[Saved data entries]

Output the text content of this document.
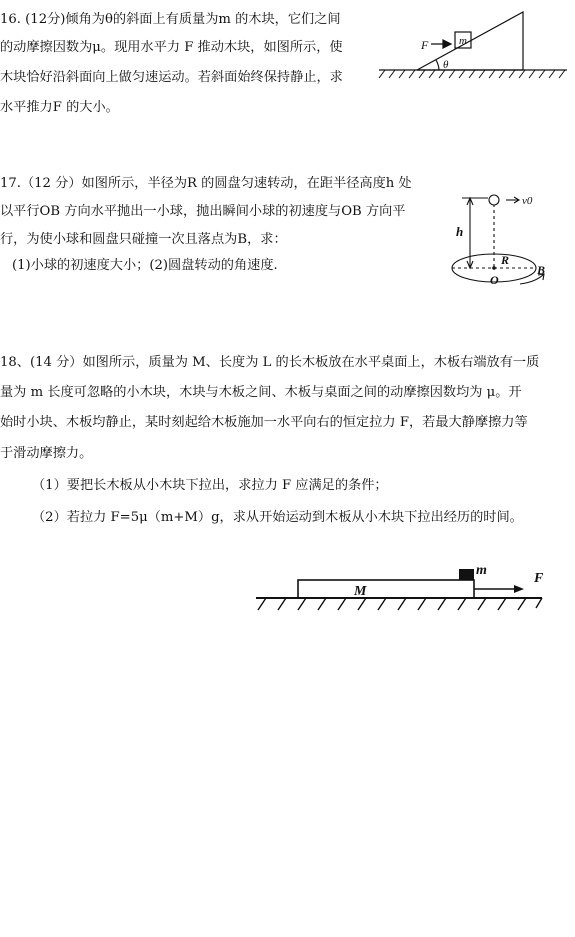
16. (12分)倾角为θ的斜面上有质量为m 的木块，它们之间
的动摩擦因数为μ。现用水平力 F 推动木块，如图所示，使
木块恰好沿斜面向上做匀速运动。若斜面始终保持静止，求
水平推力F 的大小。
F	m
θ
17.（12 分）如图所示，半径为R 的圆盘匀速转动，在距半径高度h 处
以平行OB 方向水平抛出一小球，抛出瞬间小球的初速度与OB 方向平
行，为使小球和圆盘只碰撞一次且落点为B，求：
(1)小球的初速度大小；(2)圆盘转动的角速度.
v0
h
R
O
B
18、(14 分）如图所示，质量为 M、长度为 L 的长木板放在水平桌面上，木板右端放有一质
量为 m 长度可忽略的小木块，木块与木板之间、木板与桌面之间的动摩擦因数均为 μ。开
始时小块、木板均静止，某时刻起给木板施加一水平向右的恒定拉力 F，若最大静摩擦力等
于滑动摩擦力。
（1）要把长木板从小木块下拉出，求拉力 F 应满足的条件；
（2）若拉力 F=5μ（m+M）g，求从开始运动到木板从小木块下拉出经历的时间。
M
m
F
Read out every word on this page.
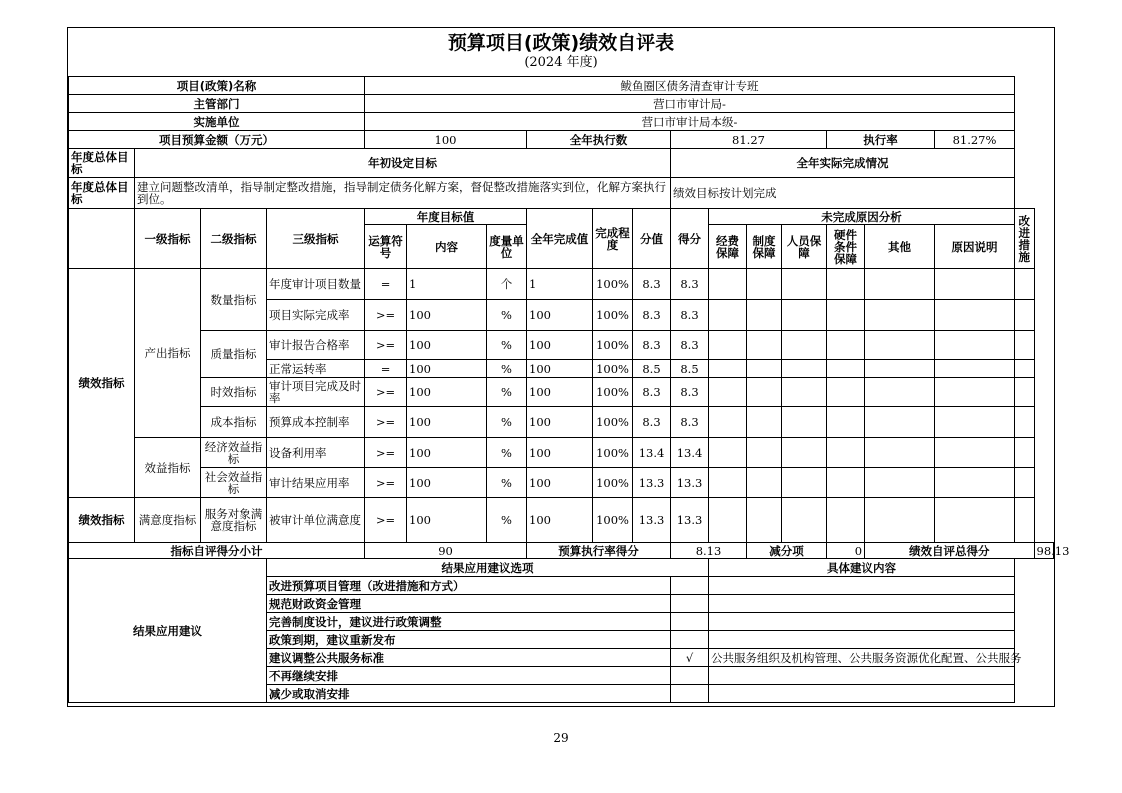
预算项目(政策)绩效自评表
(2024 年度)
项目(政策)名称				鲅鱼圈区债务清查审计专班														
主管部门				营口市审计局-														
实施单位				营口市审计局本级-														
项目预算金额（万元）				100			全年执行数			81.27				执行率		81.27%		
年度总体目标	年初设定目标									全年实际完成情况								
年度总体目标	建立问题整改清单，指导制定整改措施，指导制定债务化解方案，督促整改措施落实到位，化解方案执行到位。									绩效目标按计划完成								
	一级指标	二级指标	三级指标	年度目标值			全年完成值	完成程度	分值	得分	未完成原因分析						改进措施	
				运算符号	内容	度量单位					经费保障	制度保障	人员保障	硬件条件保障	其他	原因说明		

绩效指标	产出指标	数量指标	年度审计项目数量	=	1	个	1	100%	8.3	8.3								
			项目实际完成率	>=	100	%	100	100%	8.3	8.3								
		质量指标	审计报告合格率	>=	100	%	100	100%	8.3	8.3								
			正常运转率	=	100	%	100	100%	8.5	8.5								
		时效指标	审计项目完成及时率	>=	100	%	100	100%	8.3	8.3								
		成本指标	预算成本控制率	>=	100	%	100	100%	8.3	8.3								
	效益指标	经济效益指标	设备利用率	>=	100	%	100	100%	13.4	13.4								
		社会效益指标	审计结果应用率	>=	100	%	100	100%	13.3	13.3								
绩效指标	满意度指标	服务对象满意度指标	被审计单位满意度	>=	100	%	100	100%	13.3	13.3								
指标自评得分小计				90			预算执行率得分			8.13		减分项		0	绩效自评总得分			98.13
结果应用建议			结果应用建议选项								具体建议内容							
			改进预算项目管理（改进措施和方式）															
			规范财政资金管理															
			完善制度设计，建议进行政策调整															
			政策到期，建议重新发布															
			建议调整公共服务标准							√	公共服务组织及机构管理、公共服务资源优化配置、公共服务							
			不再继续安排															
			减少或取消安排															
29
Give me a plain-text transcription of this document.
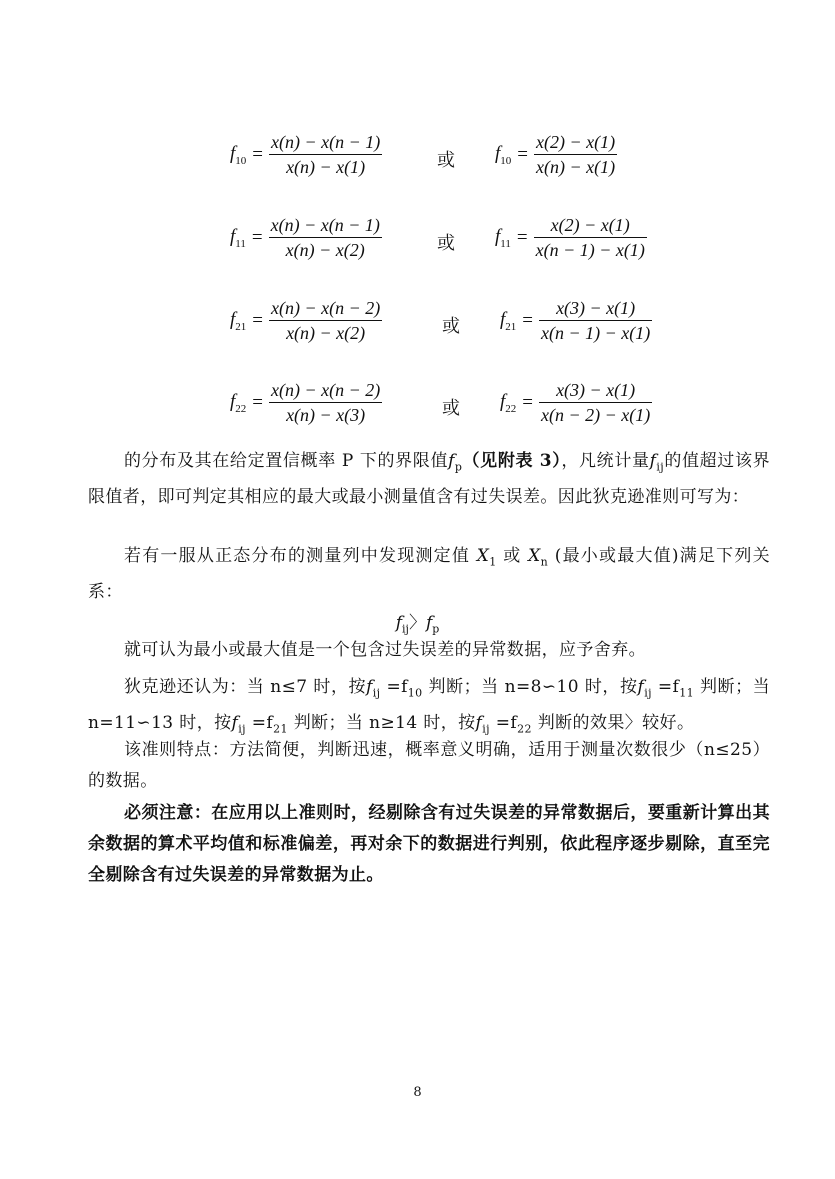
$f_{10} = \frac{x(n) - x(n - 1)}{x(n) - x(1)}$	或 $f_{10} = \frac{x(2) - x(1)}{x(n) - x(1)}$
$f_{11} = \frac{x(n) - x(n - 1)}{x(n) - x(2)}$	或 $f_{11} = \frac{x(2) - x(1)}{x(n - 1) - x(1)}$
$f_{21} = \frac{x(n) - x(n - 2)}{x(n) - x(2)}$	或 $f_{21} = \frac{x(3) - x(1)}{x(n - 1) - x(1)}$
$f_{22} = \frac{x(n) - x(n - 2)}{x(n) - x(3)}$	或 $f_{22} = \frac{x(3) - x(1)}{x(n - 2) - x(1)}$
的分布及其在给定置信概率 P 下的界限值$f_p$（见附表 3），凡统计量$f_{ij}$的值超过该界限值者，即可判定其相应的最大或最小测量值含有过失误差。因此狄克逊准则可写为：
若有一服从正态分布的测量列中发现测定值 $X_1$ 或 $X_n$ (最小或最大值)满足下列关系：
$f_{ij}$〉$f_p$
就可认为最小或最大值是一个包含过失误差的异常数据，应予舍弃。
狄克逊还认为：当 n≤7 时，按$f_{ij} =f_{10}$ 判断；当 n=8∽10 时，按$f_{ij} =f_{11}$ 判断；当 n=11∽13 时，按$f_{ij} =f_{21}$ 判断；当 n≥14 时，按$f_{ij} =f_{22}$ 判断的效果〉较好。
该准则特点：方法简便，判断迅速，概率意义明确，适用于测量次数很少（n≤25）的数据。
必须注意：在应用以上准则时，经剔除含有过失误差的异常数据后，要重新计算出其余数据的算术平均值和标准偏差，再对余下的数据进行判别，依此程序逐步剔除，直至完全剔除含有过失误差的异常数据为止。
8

**What you need to do**
Print out the whole of the material word for word, without pictures.

**Full solution**
Output the text content of this document.
16. (12分)倾角为θ的斜面上有质量为m 的木块，它们之间
的动摩擦因数为μ。现用水平力 F 推动木块，如图所示，使
木块恰好沿斜面向上做匀速运动。若斜面始终保持静止，求
水平推力F 的大小。
F	m
θ
17.（12 分）如图所示，半径为R 的圆盘匀速转动，在距半径高度h 处
以平行OB 方向水平抛出一小球，抛出瞬间小球的初速度与OB 方向平
行，为使小球和圆盘只碰撞一次且落点为B，求：
(1)小球的初速度大小；(2)圆盘转动的角速度.
v0
h
R
O
B
18、(14 分）如图所示，质量为 M、长度为 L 的长木板放在水平桌面上，木板右端放有一质
量为 m 长度可忽略的小木块，木块与木板之间、木板与桌面之间的动摩擦因数均为 μ。开
始时小块、木板均静止，某时刻起给木板施加一水平向右的恒定拉力 F，若最大静摩擦力等
于滑动摩擦力。
（1）要把长木板从小木块下拉出，求拉力 F 应满足的条件；
（2）若拉力 F=5μ（m+M）g，求从开始运动到木板从小木块下拉出经历的时间。
M
m
F
Read out every word on this page.
预算项目(政策)绩效自评表
(2024 年度)
项目(政策)名称				鲅鱼圈区债务清查审计专班														
主管部门				营口市审计局-														
实施单位				营口市审计局本级-														
项目预算金额（万元）				100			全年执行数			81.27				执行率		81.27%		
年度总体目标	年初设定目标									全年实际完成情况								
年度总体目标	建立问题整改清单，指导制定整改措施，指导制定债务化解方案，督促整改措施落实到位，化解方案执行到位。									绩效目标按计划完成								
	一级指标	二级指标	三级指标	年度目标值			全年完成值	完成程度	分值	得分	未完成原因分析						改进措施	
				运算符号	内容	度量单位					经费保障	制度保障	人员保障	硬件条件保障	其他	原因说明		

绩效指标	产出指标	数量指标	年度审计项目数量	=	1	个	1	100%	8.3	8.3								
			项目实际完成率	>=	100	%	100	100%	8.3	8.3								
		质量指标	审计报告合格率	>=	100	%	100	100%	8.3	8.3								
			正常运转率	=	100	%	100	100%	8.5	8.5								
		时效指标	审计项目完成及时率	>=	100	%	100	100%	8.3	8.3								
		成本指标	预算成本控制率	>=	100	%	100	100%	8.3	8.3								
	效益指标	经济效益指标	设备利用率	>=	100	%	100	100%	13.4	13.4								
		社会效益指标	审计结果应用率	>=	100	%	100	100%	13.3	13.3								
绩效指标	满意度指标	服务对象满意度指标	被审计单位满意度	>=	100	%	100	100%	13.3	13.3								
指标自评得分小计				90			预算执行率得分			8.13		减分项		0	绩效自评总得分			98.13
结果应用建议			结果应用建议选项								具体建议内容							
			改进预算项目管理（改进措施和方式）															
			规范财政资金管理															
			完善制度设计，建议进行政策调整															
			政策到期，建议重新发布															
			建议调整公共服务标准							√	公共服务组织及机构管理、公共服务资源优化配置、公共服务							
			不再继续安排															
			减少或取消安排															
29
Give me a plain-text transcription of this document.
$f_{10} = \frac{x(n) - x(n - 1)}{x(n) - x(1)}$	或 $f_{10} = \frac{x(2) - x(1)}{x(n) - x(1)}$
$f_{11} = \frac{x(n) - x(n - 1)}{x(n) - x(2)}$	或 $f_{11} = \frac{x(2) - x(1)}{x(n - 1) - x(1)}$
$f_{21} = \frac{x(n) - x(n - 2)}{x(n) - x(2)}$	或 $f_{21} = \frac{x(3) - x(1)}{x(n - 1) - x(1)}$
$f_{22} = \frac{x(n) - x(n - 2)}{x(n) - x(3)}$	或 $f_{22} = \frac{x(3) - x(1)}{x(n - 2) - x(1)}$
的分布及其在给定置信概率 P 下的界限值$f_p$（见附表 3），凡统计量$f_{ij}$的值超过该界限值者，即可判定其相应的最大或最小测量值含有过失误差。因此狄克逊准则可写为：
若有一服从正态分布的测量列中发现测定值 $X_1$ 或 $X_n$ (最小或最大值)满足下列关系：
$f_{ij}$〉$f_p$
就可认为最小或最大值是一个包含过失误差的异常数据，应予舍弃。
狄克逊还认为：当 n≤7 时，按$f_{ij} =f_{10}$ 判断；当 n=8∽10 时，按$f_{ij} =f_{11}$ 判断；当 n=11∽13 时，按$f_{ij} =f_{21}$ 判断；当 n≥14 时，按$f_{ij} =f_{22}$ 判断的效果〉较好。
该准则特点：方法简便，判断迅速，概率意义明确，适用于测量次数很少（n≤25）的数据。
必须注意：在应用以上准则时，经剔除含有过失误差的异常数据后，要重新计算出其余数据的算术平均值和标准偏差，再对余下的数据进行判别，依此程序逐步剔除，直至完全剔除含有过失误差的异常数据为止。
8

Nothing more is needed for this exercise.